▶ [What is needed]:
Print all of the material below verbatim, keeping every line unchanged and in its original order.

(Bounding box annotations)
>>>>
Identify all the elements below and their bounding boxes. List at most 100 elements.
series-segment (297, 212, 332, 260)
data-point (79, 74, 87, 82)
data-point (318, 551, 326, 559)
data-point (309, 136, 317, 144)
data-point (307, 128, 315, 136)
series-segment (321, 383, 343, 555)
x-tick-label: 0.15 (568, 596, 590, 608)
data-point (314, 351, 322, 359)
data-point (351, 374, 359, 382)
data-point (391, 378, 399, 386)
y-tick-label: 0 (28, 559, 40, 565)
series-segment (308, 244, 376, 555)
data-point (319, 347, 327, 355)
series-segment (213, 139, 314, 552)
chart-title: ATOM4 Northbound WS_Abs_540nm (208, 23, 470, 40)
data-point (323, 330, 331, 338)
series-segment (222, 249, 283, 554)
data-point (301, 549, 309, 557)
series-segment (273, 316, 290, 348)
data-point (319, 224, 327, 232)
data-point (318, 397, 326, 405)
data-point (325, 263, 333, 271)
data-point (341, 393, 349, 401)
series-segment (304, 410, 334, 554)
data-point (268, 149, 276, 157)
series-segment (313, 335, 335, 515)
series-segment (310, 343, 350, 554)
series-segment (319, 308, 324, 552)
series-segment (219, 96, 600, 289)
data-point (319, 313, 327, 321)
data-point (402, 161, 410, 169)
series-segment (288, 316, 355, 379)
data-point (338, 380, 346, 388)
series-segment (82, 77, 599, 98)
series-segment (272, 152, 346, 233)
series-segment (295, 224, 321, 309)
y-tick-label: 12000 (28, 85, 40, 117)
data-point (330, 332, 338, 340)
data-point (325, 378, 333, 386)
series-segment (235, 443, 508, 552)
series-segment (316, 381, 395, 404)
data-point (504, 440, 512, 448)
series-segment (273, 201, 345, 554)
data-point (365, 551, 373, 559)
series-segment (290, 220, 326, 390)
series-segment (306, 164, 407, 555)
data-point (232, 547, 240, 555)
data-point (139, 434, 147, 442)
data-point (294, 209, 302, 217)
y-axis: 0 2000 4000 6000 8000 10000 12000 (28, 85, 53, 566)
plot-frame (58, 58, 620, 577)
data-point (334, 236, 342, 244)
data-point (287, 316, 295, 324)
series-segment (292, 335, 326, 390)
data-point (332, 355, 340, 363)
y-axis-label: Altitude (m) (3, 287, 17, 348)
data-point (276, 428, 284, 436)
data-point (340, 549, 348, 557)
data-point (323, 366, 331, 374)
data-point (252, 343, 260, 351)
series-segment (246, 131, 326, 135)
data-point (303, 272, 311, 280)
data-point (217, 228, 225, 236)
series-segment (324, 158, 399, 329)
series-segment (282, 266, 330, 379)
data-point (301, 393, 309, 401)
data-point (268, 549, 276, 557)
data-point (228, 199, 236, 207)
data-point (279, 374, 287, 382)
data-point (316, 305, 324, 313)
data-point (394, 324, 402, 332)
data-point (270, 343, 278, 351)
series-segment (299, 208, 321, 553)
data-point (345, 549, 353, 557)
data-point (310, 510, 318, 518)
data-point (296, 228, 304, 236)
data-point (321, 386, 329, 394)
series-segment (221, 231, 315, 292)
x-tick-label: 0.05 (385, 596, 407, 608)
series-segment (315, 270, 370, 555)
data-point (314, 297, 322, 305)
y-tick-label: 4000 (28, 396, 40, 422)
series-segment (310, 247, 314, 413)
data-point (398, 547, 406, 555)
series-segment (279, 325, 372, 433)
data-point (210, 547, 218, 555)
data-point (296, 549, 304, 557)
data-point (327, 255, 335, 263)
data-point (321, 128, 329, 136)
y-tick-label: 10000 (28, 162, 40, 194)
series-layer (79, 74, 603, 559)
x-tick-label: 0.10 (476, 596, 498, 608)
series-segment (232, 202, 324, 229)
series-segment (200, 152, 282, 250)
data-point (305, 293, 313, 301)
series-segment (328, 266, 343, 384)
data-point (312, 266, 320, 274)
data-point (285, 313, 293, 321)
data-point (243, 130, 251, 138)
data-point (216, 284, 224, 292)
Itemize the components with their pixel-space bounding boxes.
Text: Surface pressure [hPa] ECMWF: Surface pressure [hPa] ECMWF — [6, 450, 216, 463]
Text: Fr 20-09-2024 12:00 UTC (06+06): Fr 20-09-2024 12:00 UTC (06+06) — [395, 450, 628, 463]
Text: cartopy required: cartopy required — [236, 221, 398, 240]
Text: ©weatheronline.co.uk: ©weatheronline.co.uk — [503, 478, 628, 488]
<<<<
▶ [Written response]:
Identify all the elements below and their bounding boxes. List at most 100 elements.
series-segment (297, 212, 332, 260)
data-point (79, 74, 87, 82)
data-point (318, 551, 326, 559)
data-point (309, 136, 317, 144)
data-point (307, 128, 315, 136)
series-segment (321, 383, 343, 555)
x-tick-label: 0.15 (568, 596, 590, 608)
data-point (314, 351, 322, 359)
data-point (351, 374, 359, 382)
data-point (391, 378, 399, 386)
y-tick-label: 0 (28, 559, 40, 565)
series-segment (308, 244, 376, 555)
data-point (319, 347, 327, 355)
series-segment (213, 139, 314, 552)
chart-title: ATOM4 Northbound WS_Abs_540nm (208, 23, 470, 40)
data-point (323, 330, 331, 338)
series-segment (222, 249, 283, 554)
data-point (301, 549, 309, 557)
series-segment (273, 316, 290, 348)
data-point (319, 224, 327, 232)
data-point (318, 397, 326, 405)
data-point (325, 263, 333, 271)
data-point (341, 393, 349, 401)
series-segment (304, 410, 334, 554)
data-point (268, 149, 276, 157)
series-segment (313, 335, 335, 515)
series-segment (310, 343, 350, 554)
series-segment (319, 308, 324, 552)
series-segment (219, 96, 600, 289)
data-point (319, 313, 327, 321)
data-point (402, 161, 410, 169)
series-segment (288, 316, 355, 379)
data-point (338, 380, 346, 388)
series-segment (82, 77, 599, 98)
series-segment (272, 152, 346, 233)
series-segment (295, 224, 321, 309)
y-tick-label: 12000 (28, 85, 40, 117)
data-point (330, 332, 338, 340)
data-point (325, 378, 333, 386)
series-segment (235, 443, 508, 552)
series-segment (316, 381, 395, 404)
data-point (504, 440, 512, 448)
series-segment (273, 201, 345, 554)
data-point (365, 551, 373, 559)
series-segment (290, 220, 326, 390)
series-segment (306, 164, 407, 555)
data-point (232, 547, 240, 555)
data-point (139, 434, 147, 442)
data-point (294, 209, 302, 217)
y-axis: 0 2000 4000 6000 8000 10000 12000 (28, 85, 53, 566)
plot-frame (58, 58, 620, 577)
data-point (334, 236, 342, 244)
data-point (287, 316, 295, 324)
series-segment (292, 335, 326, 390)
data-point (332, 355, 340, 363)
y-axis-label: Altitude (m) (3, 287, 17, 348)
data-point (276, 428, 284, 436)
data-point (340, 549, 348, 557)
data-point (323, 366, 331, 374)
data-point (252, 343, 260, 351)
series-segment (246, 131, 326, 135)
data-point (303, 272, 311, 280)
data-point (217, 228, 225, 236)
series-segment (324, 158, 399, 329)
series-segment (282, 266, 330, 379)
data-point (301, 393, 309, 401)
data-point (268, 549, 276, 557)
data-point (228, 199, 236, 207)
data-point (279, 374, 287, 382)
data-point (316, 305, 324, 313)
data-point (394, 324, 402, 332)
data-point (270, 343, 278, 351)
series-segment (299, 208, 321, 553)
data-point (345, 549, 353, 557)
data-point (310, 510, 318, 518)
data-point (296, 228, 304, 236)
data-point (321, 386, 329, 394)
series-segment (221, 231, 315, 292)
x-tick-label: 0.05 (385, 596, 407, 608)
series-segment (315, 270, 370, 555)
data-point (314, 297, 322, 305)
y-tick-label: 4000 (28, 396, 40, 422)
series-segment (310, 247, 314, 413)
data-point (398, 547, 406, 555)
series-segment (279, 325, 372, 433)
data-point (210, 547, 218, 555)
data-point (296, 549, 304, 557)
data-point (327, 255, 335, 263)
data-point (321, 128, 329, 136)
y-tick-label: 10000 (28, 162, 40, 194)
series-layer (79, 74, 603, 559)
x-tick-label: 0.10 (476, 596, 498, 608)
series-segment (232, 202, 324, 229)
series-segment (200, 152, 282, 250)
data-point (305, 293, 313, 301)
series-segment (328, 266, 343, 384)
data-point (312, 266, 320, 274)
data-point (285, 313, 293, 321)
data-point (243, 130, 251, 138)
data-point (216, 284, 224, 292)
Itemize the components with their pixel-space bounding boxes.
Text: Surface pressure [hPa] ECMWF: Surface pressure [hPa] ECMWF — [6, 450, 216, 463]
Text: Fr 20-09-2024 12:00 UTC (06+06): Fr 20-09-2024 12:00 UTC (06+06) — [395, 450, 628, 463]
Text: cartopy required: cartopy required — [236, 221, 398, 240]
Text: ©weatheronline.co.uk: ©weatheronline.co.uk — [503, 478, 628, 488]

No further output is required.